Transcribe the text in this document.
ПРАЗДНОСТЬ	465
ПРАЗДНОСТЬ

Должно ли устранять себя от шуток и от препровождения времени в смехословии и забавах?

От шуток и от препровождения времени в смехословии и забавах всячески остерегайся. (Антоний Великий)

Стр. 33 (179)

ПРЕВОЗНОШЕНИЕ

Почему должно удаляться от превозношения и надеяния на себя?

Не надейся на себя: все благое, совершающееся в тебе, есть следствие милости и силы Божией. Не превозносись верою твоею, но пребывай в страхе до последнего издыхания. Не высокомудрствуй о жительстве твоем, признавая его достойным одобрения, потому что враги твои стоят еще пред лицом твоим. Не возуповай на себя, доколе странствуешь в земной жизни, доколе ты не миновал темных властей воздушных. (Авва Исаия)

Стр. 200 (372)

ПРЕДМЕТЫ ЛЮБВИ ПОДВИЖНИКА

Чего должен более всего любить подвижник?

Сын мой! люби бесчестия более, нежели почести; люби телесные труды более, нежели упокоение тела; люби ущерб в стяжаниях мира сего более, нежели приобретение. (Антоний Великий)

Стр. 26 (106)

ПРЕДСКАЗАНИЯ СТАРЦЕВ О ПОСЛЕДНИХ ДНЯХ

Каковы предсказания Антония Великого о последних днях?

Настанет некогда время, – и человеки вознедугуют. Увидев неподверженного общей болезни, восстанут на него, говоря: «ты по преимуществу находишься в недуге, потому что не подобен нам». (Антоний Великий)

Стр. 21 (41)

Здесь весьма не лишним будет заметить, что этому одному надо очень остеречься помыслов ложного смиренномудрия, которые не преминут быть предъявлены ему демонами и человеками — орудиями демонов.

..............................

- _Exercise task_
Output all records verbatim.

- _Exercise response_
Transcribe the text in this document.
ПРАЗДНОСТЬ	465
ПРАЗДНОСТЬ

Должно ли устранять себя от шуток и от препровождения времени в смехословии и забавах?

От шуток и от препровождения времени в смехословии и забавах всячески остерегайся. (Антоний Великий)

Стр. 33 (179)

ПРЕВОЗНОШЕНИЕ

Почему должно удаляться от превозношения и надеяния на себя?

Не надейся на себя: все благое, совершающееся в тебе, есть следствие милости и силы Божией. Не превозносись верою твоею, но пребывай в страхе до последнего издыхания. Не высокомудрствуй о жительстве твоем, признавая его достойным одобрения, потому что враги твои стоят еще пред лицом твоим. Не возуповай на себя, доколе странствуешь в земной жизни, доколе ты не миновал темных властей воздушных. (Авва Исаия)

Стр. 200 (372)

ПРЕДМЕТЫ ЛЮБВИ ПОДВИЖНИКА

Чего должен более всего любить подвижник?

Сын мой! люби бесчестия более, нежели почести; люби телесные труды более, нежели упокоение тела; люби ущерб в стяжаниях мира сего более, нежели приобретение. (Антоний Великий)

Стр. 26 (106)

ПРЕДСКАЗАНИЯ СТАРЦЕВ О ПОСЛЕДНИХ ДНЯХ

Каковы предсказания Антония Великого о последних днях?

Настанет некогда время, – и человеки вознедугуют. Увидев неподверженного общей болезни, восстанут на него, говоря: «ты по преимуществу находишься в недуге, потому что не подобен нам». (Антоний Великий)

Стр. 21 (41)

Здесь весьма не лишним будет заметить, что этому одному надо очень остеречься помыслов ложного смиренномудрия, которые не преминут быть предъявлены ему демонами и человеками — орудиями демонов.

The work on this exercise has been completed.